■ **EXERCISE PROMPT**: Lines containing "nehmen" are to be counted. Report the count alone.

(Collection entries)

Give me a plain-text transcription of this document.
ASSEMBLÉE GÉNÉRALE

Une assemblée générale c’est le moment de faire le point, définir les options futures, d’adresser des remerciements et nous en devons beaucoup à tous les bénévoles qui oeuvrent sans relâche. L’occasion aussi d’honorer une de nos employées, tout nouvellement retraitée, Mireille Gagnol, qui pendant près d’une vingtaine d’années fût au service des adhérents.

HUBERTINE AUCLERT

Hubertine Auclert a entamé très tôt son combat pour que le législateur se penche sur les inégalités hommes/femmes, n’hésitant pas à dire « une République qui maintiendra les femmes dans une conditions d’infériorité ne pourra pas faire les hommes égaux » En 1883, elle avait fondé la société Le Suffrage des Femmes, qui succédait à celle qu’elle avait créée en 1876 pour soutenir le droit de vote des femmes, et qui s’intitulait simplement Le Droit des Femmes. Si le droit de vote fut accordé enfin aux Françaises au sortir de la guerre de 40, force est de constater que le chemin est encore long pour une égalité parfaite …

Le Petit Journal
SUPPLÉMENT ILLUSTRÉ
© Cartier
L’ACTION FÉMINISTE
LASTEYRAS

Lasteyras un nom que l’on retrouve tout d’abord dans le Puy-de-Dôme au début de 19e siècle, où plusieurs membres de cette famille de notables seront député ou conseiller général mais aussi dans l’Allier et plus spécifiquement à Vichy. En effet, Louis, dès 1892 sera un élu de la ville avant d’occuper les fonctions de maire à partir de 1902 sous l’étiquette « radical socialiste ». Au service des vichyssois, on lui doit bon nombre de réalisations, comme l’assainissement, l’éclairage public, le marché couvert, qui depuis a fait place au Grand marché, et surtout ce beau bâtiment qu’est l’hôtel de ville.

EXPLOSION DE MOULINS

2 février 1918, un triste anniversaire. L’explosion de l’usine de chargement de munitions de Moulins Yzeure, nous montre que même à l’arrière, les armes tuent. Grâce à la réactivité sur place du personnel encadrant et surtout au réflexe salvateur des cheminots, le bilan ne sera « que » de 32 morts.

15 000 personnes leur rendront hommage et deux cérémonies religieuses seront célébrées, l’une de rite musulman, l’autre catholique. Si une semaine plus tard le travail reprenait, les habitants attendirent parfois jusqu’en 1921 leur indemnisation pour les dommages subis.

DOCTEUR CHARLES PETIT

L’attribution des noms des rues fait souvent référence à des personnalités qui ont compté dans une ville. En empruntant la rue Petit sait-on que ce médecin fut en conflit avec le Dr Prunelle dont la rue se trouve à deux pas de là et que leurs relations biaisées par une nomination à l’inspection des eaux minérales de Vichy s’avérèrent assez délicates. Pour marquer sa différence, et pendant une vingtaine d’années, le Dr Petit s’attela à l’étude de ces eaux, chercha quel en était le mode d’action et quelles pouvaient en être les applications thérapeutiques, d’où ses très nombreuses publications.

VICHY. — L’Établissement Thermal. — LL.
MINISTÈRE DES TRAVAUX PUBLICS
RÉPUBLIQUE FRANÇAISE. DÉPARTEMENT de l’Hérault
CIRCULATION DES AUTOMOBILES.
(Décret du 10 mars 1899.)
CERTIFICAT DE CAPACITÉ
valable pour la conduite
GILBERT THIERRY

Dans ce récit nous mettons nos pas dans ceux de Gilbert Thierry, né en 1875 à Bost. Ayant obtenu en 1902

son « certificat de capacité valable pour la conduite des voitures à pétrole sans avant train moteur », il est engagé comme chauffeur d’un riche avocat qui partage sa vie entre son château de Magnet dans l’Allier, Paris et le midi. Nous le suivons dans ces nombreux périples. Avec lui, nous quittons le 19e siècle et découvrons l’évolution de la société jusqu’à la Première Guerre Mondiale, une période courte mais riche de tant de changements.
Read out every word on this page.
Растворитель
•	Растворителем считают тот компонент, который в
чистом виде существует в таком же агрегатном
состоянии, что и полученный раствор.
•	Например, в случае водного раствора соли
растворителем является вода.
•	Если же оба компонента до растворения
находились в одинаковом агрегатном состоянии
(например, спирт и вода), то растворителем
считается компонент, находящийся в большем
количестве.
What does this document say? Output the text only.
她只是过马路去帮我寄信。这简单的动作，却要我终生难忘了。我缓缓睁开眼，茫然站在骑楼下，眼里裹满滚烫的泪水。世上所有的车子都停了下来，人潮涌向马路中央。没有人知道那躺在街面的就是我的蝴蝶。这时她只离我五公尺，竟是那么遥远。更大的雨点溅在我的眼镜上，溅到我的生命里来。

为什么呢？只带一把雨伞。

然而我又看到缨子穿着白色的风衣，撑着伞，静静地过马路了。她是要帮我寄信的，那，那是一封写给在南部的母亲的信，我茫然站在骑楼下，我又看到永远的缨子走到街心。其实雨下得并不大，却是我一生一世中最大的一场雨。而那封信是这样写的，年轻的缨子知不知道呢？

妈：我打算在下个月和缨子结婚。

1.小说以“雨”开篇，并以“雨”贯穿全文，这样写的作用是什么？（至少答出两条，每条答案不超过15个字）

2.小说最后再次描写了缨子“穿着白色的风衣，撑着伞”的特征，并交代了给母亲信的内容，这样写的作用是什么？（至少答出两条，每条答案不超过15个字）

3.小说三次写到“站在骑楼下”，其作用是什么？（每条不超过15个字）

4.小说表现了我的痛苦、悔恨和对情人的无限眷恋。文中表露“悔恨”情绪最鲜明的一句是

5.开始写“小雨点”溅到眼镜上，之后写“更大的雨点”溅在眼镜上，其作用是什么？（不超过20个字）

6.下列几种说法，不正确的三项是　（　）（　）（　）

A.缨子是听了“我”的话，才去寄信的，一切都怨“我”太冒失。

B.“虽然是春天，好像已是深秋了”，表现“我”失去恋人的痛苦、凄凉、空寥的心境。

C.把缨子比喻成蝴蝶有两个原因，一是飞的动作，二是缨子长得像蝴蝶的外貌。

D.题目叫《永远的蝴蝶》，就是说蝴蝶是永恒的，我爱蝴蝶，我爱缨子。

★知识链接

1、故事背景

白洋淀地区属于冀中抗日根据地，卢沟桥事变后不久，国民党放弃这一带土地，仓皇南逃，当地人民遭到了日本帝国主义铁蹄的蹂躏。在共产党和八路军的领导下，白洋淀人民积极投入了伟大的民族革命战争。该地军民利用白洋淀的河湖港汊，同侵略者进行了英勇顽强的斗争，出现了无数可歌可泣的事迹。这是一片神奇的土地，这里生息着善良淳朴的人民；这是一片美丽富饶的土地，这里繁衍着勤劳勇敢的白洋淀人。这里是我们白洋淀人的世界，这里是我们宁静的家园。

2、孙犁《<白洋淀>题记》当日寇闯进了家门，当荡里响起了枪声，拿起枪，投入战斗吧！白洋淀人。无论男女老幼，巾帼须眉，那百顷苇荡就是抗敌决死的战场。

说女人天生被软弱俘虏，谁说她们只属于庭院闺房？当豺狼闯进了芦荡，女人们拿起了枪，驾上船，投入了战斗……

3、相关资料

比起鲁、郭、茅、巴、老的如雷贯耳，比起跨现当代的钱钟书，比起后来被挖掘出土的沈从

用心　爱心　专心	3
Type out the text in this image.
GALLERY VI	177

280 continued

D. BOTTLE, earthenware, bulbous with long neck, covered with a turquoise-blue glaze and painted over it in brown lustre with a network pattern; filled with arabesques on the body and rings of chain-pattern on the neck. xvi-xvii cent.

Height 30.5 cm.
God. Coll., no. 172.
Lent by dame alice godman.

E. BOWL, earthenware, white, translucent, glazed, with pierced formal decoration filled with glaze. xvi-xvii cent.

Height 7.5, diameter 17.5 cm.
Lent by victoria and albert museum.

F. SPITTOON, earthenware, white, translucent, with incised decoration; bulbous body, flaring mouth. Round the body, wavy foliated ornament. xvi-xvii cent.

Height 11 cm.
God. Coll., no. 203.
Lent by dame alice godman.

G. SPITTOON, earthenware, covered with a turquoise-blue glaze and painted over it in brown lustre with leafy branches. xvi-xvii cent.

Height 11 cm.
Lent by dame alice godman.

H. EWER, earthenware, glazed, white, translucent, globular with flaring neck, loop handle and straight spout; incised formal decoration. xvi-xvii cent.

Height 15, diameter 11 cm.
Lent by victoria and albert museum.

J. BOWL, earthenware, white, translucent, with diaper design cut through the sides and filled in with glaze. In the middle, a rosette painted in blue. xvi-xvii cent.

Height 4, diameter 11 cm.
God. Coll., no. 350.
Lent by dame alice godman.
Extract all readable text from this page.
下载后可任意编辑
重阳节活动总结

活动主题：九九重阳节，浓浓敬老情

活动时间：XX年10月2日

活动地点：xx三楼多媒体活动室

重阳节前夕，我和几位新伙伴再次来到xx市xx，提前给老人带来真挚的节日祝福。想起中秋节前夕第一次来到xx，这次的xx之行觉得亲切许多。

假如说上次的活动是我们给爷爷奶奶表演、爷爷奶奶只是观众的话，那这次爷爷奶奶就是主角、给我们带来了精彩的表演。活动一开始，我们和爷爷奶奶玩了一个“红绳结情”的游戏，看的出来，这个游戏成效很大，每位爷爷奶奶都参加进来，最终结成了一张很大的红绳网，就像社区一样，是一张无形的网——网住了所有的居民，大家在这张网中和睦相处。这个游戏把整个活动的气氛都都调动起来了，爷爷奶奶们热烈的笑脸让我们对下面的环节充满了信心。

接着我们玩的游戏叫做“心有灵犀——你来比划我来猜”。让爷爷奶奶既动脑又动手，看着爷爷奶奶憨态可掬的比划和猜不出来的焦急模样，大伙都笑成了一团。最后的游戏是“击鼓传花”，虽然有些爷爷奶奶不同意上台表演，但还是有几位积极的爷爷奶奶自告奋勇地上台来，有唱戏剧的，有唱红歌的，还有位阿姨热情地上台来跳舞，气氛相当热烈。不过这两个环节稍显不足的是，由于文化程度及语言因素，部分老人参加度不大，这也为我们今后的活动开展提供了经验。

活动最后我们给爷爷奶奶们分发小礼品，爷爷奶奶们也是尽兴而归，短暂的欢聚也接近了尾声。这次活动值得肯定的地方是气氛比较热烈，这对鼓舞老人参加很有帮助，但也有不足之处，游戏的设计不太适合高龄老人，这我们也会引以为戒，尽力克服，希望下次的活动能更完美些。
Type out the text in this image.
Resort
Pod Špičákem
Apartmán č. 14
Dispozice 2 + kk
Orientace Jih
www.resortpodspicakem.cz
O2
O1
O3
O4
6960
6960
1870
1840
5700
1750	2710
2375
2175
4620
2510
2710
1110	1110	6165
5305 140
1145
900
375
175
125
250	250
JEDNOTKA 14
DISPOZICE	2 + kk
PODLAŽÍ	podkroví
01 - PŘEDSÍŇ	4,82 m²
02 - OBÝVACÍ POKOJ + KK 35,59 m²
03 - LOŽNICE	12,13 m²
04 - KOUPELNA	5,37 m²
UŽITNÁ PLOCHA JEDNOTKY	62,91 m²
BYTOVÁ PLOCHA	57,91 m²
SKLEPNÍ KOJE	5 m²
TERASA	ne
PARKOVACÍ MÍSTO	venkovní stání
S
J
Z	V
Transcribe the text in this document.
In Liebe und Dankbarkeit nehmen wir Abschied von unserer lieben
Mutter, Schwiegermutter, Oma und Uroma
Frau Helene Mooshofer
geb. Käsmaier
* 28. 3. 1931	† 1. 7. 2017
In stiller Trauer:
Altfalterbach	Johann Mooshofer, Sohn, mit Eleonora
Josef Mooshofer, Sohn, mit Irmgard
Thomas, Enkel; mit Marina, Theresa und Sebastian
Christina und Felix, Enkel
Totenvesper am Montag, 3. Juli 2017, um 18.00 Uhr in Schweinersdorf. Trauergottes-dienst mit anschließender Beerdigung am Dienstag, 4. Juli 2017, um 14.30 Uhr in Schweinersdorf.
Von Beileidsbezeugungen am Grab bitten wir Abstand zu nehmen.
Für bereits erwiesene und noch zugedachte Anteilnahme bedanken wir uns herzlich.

■ **RESPONSE**: 2